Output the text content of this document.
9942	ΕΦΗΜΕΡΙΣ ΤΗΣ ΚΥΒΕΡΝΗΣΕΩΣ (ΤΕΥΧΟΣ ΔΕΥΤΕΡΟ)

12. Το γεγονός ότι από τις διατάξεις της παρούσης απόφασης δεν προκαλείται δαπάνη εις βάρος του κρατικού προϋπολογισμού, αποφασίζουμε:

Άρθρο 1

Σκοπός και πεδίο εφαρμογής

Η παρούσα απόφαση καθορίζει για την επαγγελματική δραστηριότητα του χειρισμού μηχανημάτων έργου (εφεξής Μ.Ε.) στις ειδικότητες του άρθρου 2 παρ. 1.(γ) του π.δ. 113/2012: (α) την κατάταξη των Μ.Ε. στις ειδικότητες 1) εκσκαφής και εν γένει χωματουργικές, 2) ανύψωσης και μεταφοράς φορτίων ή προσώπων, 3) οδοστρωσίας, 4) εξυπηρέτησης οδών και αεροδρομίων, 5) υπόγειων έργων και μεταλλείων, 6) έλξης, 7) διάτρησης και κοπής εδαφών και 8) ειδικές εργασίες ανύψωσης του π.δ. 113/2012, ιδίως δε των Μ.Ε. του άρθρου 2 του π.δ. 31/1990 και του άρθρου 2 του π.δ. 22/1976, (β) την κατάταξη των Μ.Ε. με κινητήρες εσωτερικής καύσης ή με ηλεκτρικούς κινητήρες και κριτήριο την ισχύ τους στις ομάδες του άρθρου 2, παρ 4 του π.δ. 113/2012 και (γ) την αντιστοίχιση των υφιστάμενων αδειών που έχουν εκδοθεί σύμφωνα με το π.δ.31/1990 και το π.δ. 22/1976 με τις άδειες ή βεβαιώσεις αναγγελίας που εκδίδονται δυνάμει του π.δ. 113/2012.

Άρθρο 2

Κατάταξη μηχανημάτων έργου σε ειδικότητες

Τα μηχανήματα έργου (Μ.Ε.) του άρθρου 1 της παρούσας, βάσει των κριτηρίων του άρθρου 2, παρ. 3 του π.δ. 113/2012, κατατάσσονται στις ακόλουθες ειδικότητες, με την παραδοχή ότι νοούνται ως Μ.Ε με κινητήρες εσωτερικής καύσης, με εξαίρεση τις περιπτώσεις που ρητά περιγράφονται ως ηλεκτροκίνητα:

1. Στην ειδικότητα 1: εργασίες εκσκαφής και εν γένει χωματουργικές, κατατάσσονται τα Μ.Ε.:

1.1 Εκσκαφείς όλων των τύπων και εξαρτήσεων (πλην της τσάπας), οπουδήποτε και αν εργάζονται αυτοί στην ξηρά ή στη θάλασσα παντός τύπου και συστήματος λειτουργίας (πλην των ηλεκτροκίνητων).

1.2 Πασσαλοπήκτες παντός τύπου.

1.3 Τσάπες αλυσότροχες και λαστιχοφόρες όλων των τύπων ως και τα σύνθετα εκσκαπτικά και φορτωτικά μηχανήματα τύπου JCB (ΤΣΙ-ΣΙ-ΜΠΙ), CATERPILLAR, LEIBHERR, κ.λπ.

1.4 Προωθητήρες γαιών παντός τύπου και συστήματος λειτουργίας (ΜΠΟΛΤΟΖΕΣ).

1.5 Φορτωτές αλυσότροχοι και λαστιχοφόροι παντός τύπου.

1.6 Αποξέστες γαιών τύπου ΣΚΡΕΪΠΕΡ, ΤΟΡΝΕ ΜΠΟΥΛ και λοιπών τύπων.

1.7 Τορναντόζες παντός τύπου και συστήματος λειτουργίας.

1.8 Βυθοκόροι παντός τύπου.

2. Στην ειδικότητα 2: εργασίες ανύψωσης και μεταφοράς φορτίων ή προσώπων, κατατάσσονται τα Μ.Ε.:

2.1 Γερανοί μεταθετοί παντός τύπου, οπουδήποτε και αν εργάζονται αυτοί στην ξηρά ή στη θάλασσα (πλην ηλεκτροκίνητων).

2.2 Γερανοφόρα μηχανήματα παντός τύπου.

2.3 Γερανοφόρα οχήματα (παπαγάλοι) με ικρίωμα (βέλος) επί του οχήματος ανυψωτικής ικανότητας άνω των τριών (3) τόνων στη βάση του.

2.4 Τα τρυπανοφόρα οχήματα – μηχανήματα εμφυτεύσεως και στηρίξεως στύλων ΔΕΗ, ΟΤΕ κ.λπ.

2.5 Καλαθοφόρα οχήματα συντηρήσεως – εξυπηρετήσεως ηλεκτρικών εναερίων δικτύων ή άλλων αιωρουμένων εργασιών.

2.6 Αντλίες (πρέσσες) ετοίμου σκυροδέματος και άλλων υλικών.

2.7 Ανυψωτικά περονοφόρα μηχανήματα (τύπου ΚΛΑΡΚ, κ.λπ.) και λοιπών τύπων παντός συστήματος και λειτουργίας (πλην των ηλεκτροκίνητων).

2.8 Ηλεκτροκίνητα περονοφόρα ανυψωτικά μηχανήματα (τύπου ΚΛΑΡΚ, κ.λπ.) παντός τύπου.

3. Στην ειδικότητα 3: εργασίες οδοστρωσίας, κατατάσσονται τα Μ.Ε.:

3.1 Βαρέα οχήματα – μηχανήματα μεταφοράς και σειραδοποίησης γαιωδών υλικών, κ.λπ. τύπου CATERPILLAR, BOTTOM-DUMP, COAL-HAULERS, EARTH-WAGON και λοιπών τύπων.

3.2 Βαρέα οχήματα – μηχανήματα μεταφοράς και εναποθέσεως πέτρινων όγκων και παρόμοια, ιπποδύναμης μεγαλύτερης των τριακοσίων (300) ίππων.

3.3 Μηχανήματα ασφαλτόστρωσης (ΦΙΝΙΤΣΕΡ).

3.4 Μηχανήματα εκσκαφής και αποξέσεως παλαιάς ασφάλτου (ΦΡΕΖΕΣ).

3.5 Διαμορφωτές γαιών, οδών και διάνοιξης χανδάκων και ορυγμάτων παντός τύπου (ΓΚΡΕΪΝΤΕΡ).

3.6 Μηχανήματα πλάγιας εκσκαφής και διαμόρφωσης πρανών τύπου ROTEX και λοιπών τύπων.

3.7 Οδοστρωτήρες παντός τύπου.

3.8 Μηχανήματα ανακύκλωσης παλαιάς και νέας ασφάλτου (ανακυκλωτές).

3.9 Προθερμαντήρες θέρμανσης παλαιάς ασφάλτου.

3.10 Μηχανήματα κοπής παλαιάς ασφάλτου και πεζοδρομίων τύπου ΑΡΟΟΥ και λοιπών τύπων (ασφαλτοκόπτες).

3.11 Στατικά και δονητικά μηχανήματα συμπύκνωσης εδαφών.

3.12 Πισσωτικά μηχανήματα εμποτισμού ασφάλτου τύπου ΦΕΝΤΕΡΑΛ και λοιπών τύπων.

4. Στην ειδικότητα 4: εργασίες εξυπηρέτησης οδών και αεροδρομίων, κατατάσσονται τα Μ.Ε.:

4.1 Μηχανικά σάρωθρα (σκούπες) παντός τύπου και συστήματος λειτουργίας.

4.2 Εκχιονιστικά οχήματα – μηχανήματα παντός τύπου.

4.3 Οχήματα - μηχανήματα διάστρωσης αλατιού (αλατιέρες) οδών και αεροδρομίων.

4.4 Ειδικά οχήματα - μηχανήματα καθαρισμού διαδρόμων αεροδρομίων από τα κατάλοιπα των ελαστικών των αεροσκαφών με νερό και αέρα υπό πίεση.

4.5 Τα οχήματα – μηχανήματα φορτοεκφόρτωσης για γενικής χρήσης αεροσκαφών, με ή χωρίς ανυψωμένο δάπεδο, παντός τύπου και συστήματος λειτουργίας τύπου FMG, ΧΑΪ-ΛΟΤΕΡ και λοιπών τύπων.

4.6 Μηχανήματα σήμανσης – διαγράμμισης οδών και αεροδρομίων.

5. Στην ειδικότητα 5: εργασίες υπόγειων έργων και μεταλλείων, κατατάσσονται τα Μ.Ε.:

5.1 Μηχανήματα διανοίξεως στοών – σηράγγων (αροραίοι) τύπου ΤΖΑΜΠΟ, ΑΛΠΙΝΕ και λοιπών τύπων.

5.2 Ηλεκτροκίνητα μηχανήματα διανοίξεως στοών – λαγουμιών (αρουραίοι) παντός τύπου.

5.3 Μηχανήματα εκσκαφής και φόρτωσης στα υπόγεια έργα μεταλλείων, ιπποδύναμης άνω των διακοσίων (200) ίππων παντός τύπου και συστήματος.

.....

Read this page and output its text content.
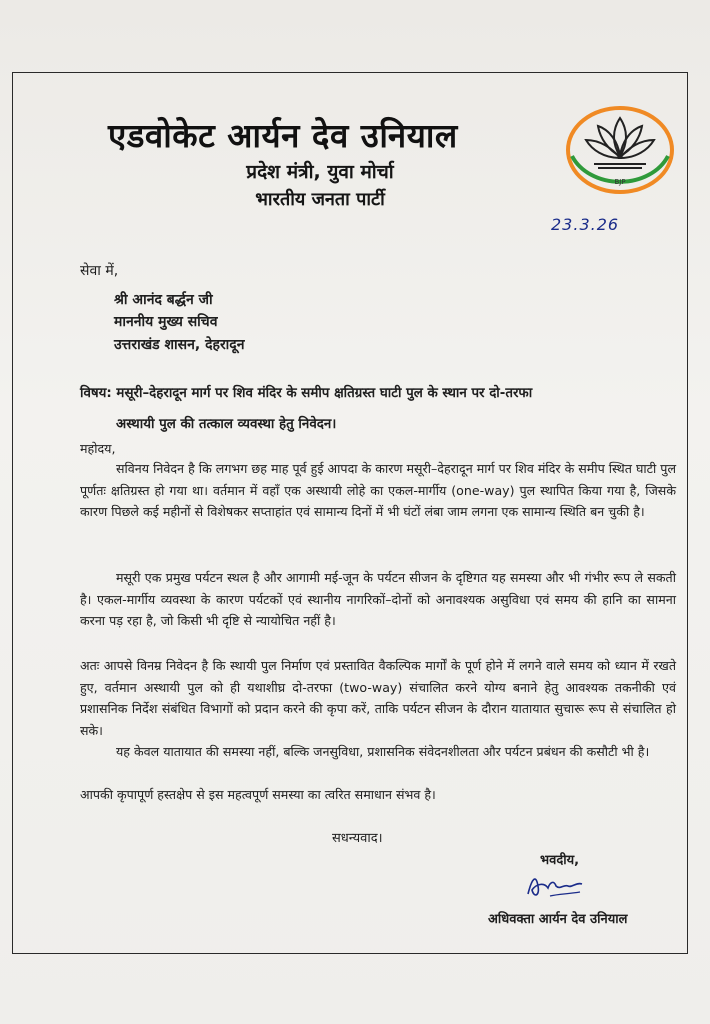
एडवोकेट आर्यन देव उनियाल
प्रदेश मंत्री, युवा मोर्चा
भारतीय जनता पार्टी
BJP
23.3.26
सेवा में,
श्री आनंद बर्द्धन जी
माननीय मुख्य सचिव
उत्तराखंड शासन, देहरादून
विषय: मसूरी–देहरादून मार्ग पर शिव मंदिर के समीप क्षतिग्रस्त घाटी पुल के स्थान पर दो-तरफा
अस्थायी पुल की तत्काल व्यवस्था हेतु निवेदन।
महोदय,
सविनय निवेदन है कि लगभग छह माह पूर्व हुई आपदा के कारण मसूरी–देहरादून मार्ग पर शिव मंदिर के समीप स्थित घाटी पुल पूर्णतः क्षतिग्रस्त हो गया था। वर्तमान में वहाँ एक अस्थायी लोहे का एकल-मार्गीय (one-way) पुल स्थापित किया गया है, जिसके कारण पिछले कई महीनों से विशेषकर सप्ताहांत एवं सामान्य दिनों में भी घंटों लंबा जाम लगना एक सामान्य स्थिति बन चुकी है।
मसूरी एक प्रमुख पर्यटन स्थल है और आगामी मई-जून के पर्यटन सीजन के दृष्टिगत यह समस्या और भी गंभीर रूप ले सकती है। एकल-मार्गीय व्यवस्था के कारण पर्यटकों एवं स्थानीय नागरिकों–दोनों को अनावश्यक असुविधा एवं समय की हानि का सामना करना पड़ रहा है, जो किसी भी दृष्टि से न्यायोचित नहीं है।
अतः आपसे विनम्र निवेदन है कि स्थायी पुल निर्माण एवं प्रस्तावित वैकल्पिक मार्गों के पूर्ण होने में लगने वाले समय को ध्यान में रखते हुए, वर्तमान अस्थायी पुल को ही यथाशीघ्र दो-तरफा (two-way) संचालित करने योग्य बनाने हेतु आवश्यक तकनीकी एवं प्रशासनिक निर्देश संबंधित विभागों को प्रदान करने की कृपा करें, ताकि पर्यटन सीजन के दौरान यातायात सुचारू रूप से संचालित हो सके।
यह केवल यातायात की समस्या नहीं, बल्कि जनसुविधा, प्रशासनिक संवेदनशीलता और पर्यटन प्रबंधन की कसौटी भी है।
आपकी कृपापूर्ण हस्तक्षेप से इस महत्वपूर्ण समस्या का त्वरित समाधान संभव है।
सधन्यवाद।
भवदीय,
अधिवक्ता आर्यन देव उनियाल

.....

## Exercise:
Using the listing, collect all lines in which the string "άλλων" is found.

## Task result:
2.5 Καλαθοφόρα οχήματα συντηρήσεως – εξυπηρετήσεως ηλεκτρικών εναερίων δικτύων ή άλλων αιωρουμένων εργασιών.
2.6 Αντλίες (πρέσσες) ετοίμου σκυροδέματος και άλλων υλικών.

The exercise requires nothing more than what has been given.